Data tied to figure images
┄┄┄┄┄┄
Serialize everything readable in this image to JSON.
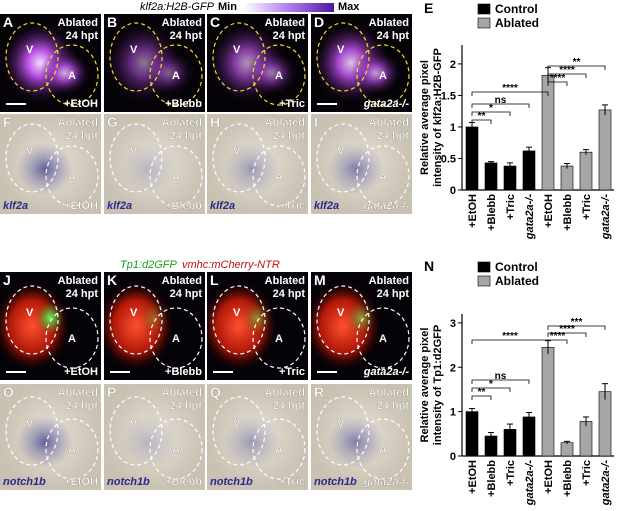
{
  "headers": {
    "top": {
      "reporter": "klf2a:H2B-GFP",
      "min": "Min",
      "max": "Max"
    },
    "bottom": {
      "reporter_green": "Tp1:d2GFP",
      "reporter_red": "vmhc:mCherry-NTR"
    }
  },
  "image_rows": [
    {
      "kind": "fluor-purple",
      "panels": [
        {
          "letter": "A",
          "labels": [
            "Ablated",
            "24 hpt"
          ],
          "chambers": [
            "V",
            "A"
          ],
          "condition": "+EtOH"
        },
        {
          "letter": "B",
          "labels": [
            "Ablated",
            "24 hpt"
          ],
          "chambers": [
            "V",
            "A"
          ],
          "condition": "+Blebb"
        },
        {
          "letter": "C",
          "labels": [
            "Ablated",
            "24 hpt"
          ],
          "chambers": [
            "V",
            "A"
          ],
          "condition": "+Tric"
        },
        {
          "letter": "D",
          "labels": [
            "Ablated",
            "24 hpt"
          ],
          "chambers": [
            "V",
            "A"
          ],
          "condition": "gata2a-/-"
        }
      ]
    },
    {
      "kind": "ish",
      "gene": "klf2a",
      "panels": [
        {
          "letter": "F",
          "labels": [
            "Ablated",
            "24 hpt"
          ],
          "chambers": [
            "V",
            "A"
          ],
          "condition": "+EtOH"
        },
        {
          "letter": "G",
          "labels": [
            "Ablated",
            "24 hpt"
          ],
          "chambers": [
            "V",
            "A"
          ],
          "condition": "+Blebb"
        },
        {
          "letter": "H",
          "labels": [
            "Ablated",
            "24 hpt"
          ],
          "chambers": [
            "V",
            "A"
          ],
          "condition": "+Tric"
        },
        {
          "letter": "I",
          "labels": [
            "Ablated",
            "24 hpt"
          ],
          "chambers": [
            "V",
            "A"
          ],
          "condition": "gata2a-/-"
        }
      ]
    },
    {
      "kind": "fluor-red",
      "panels": [
        {
          "letter": "J",
          "labels": [
            "Ablated",
            "24 hpt"
          ],
          "chambers": [
            "V",
            "A"
          ],
          "condition": "+EtOH"
        },
        {
          "letter": "K",
          "labels": [
            "Ablated",
            "24 hpt"
          ],
          "chambers": [
            "V",
            "A"
          ],
          "condition": "+Blebb"
        },
        {
          "letter": "L",
          "labels": [
            "Ablated",
            "24 hpt"
          ],
          "chambers": [
            "V",
            "A"
          ],
          "condition": "+Tric"
        },
        {
          "letter": "M",
          "labels": [
            "Ablated",
            "24 hpt"
          ],
          "chambers": [
            "V",
            "A"
          ],
          "condition": "gata2a-/-"
        }
      ]
    },
    {
      "kind": "ish",
      "gene": "notch1b",
      "panels": [
        {
          "letter": "O",
          "labels": [
            "Ablated",
            "24 hpt"
          ],
          "chambers": [
            "V",
            "A"
          ],
          "condition": "+EtOH"
        },
        {
          "letter": "P",
          "labels": [
            "Ablated",
            "24 hpt"
          ],
          "chambers": [
            "V",
            "A"
          ],
          "condition": "+Blebb"
        },
        {
          "letter": "Q",
          "labels": [
            "Ablated",
            "24 hpt"
          ],
          "chambers": [
            "V",
            "A"
          ],
          "condition": "+Tric"
        },
        {
          "letter": "R",
          "labels": [
            "Ablated",
            "24 hpt"
          ],
          "chambers": [
            "V",
            "A"
          ],
          "condition": "gata2a-/-"
        }
      ]
    }
  ],
  "chart_data": [
    {
      "type": "bar",
      "letter": "E",
      "ylabel": [
        "Relative average pixel",
        "intensity of klf2a:H2B-GFP"
      ],
      "categories": [
        "+EtOH",
        "+Blebb",
        "+Tric",
        "gata2a-/-"
      ],
      "series": [
        {
          "name": "Control",
          "color": "#000000",
          "values": [
            1.0,
            0.43,
            0.38,
            0.62
          ],
          "errors": [
            0.07,
            0.02,
            0.05,
            0.06
          ]
        },
        {
          "name": "Ablated",
          "color": "#a6a6a6",
          "values": [
            1.82,
            0.38,
            0.6,
            1.27
          ],
          "errors": [
            0.12,
            0.04,
            0.04,
            0.08
          ]
        }
      ],
      "ylim": [
        0,
        2.3
      ],
      "yticks": [
        0,
        0.5,
        1,
        1.5,
        2
      ],
      "annotations": [
        "****",
        "ns",
        "*",
        "**",
        "**",
        "****",
        "****"
      ]
    },
    {
      "type": "bar",
      "letter": "N",
      "ylabel": [
        "Relative average pixel",
        "intensity of Tp1:d2GFP"
      ],
      "categories": [
        "+EtOH",
        "+Blebb",
        "+Tric",
        "gata2a-/-"
      ],
      "series": [
        {
          "name": "Control",
          "color": "#000000",
          "values": [
            1.0,
            0.45,
            0.6,
            0.88
          ],
          "errors": [
            0.07,
            0.08,
            0.12,
            0.1
          ]
        },
        {
          "name": "Ablated",
          "color": "#a6a6a6",
          "values": [
            2.45,
            0.3,
            0.78,
            1.45
          ],
          "errors": [
            0.15,
            0.03,
            0.1,
            0.18
          ]
        }
      ],
      "ylim": [
        0,
        3.2
      ],
      "yticks": [
        0,
        1,
        2,
        3
      ],
      "annotations": [
        "****",
        "ns",
        "*",
        "**",
        "***",
        "****",
        "****"
      ]
    }
  ]
}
┄┄┄┄┄┄
Given request | Write out each entry exactly as given, but skip the pictures.

Solution |
Serialize everything readable in this image to JSON.
{
  "headers": {
    "top": {
      "reporter": "klf2a:H2B-GFP",
      "min": "Min",
      "max": "Max"
    },
    "bottom": {
      "reporter_green": "Tp1:d2GFP",
      "reporter_red": "vmhc:mCherry-NTR"
    }
  },
  "image_rows": [
    {
      "kind": "fluor-purple",
      "panels": [
        {
          "letter": "A",
          "labels": [
            "Ablated",
            "24 hpt"
          ],
          "chambers": [
            "V",
            "A"
          ],
          "condition": "+EtOH"
        },
        {
          "letter": "B",
          "labels": [
            "Ablated",
            "24 hpt"
          ],
          "chambers": [
            "V",
            "A"
          ],
          "condition": "+Blebb"
        },
        {
          "letter": "C",
          "labels": [
            "Ablated",
            "24 hpt"
          ],
          "chambers": [
            "V",
            "A"
          ],
          "condition": "+Tric"
        },
        {
          "letter": "D",
          "labels": [
            "Ablated",
            "24 hpt"
          ],
          "chambers": [
            "V",
            "A"
          ],
          "condition": "gata2a-/-"
        }
      ]
    },
    {
      "kind": "ish",
      "gene": "klf2a",
      "panels": [
        {
          "letter": "F",
          "labels": [
            "Ablated",
            "24 hpt"
          ],
          "chambers": [
            "V",
            "A"
          ],
          "condition": "+EtOH"
        },
        {
          "letter": "G",
          "labels": [
            "Ablated",
            "24 hpt"
          ],
          "chambers": [
            "V",
            "A"
          ],
          "condition": "+Blebb"
        },
        {
          "letter": "H",
          "labels": [
            "Ablated",
            "24 hpt"
          ],
          "chambers": [
            "V",
            "A"
          ],
          "condition": "+Tric"
        },
        {
          "letter": "I",
          "labels": [
            "Ablated",
            "24 hpt"
          ],
          "chambers": [
            "V",
            "A"
          ],
          "condition": "gata2a-/-"
        }
      ]
    },
    {
      "kind": "fluor-red",
      "panels": [
        {
          "letter": "J",
          "labels": [
            "Ablated",
            "24 hpt"
          ],
          "chambers": [
            "V",
            "A"
          ],
          "condition": "+EtOH"
        },
        {
          "letter": "K",
          "labels": [
            "Ablated",
            "24 hpt"
          ],
          "chambers": [
            "V",
            "A"
          ],
          "condition": "+Blebb"
        },
        {
          "letter": "L",
          "labels": [
            "Ablated",
            "24 hpt"
          ],
          "chambers": [
            "V",
            "A"
          ],
          "condition": "+Tric"
        },
        {
          "letter": "M",
          "labels": [
            "Ablated",
            "24 hpt"
          ],
          "chambers": [
            "V",
            "A"
          ],
          "condition": "gata2a-/-"
        }
      ]
    },
    {
      "kind": "ish",
      "gene": "notch1b",
      "panels": [
        {
          "letter": "O",
          "labels": [
            "Ablated",
            "24 hpt"
          ],
          "chambers": [
            "V",
            "A"
          ],
          "condition": "+EtOH"
        },
        {
          "letter": "P",
          "labels": [
            "Ablated",
            "24 hpt"
          ],
          "chambers": [
            "V",
            "A"
          ],
          "condition": "+Blebb"
        },
        {
          "letter": "Q",
          "labels": [
            "Ablated",
            "24 hpt"
          ],
          "chambers": [
            "V",
            "A"
          ],
          "condition": "+Tric"
        },
        {
          "letter": "R",
          "labels": [
            "Ablated",
            "24 hpt"
          ],
          "chambers": [
            "V",
            "A"
          ],
          "condition": "gata2a-/-"
        }
      ]
    }
  ],
  "chart_data": [
    {
      "type": "bar",
      "letter": "E",
      "ylabel": [
        "Relative average pixel",
        "intensity of klf2a:H2B-GFP"
      ],
      "categories": [
        "+EtOH",
        "+Blebb",
        "+Tric",
        "gata2a-/-"
      ],
      "series": [
        {
          "name": "Control",
          "color": "#000000",
          "values": [
            1.0,
            0.43,
            0.38,
            0.62
          ],
          "errors": [
            0.07,
            0.02,
            0.05,
            0.06
          ]
        },
        {
          "name": "Ablated",
          "color": "#a6a6a6",
          "values": [
            1.82,
            0.38,
            0.6,
            1.27
          ],
          "errors": [
            0.12,
            0.04,
            0.04,
            0.08
          ]
        }
      ],
      "ylim": [
        0,
        2.3
      ],
      "yticks": [
        0,
        0.5,
        1,
        1.5,
        2
      ],
      "annotations": [
        "****",
        "ns",
        "*",
        "**",
        "**",
        "****",
        "****"
      ]
    },
    {
      "type": "bar",
      "letter": "N",
      "ylabel": [
        "Relative average pixel",
        "intensity of Tp1:d2GFP"
      ],
      "categories": [
        "+EtOH",
        "+Blebb",
        "+Tric",
        "gata2a-/-"
      ],
      "series": [
        {
          "name": "Control",
          "color": "#000000",
          "values": [
            1.0,
            0.45,
            0.6,
            0.88
          ],
          "errors": [
            0.07,
            0.08,
            0.12,
            0.1
          ]
        },
        {
          "name": "Ablated",
          "color": "#a6a6a6",
          "values": [
            2.45,
            0.3,
            0.78,
            1.45
          ],
          "errors": [
            0.15,
            0.03,
            0.1,
            0.18
          ]
        }
      ],
      "ylim": [
        0,
        3.2
      ],
      "yticks": [
        0,
        1,
        2,
        3
      ],
      "annotations": [
        "****",
        "ns",
        "*",
        "**",
        "***",
        "****",
        "****"
      ]
    }
  ]
}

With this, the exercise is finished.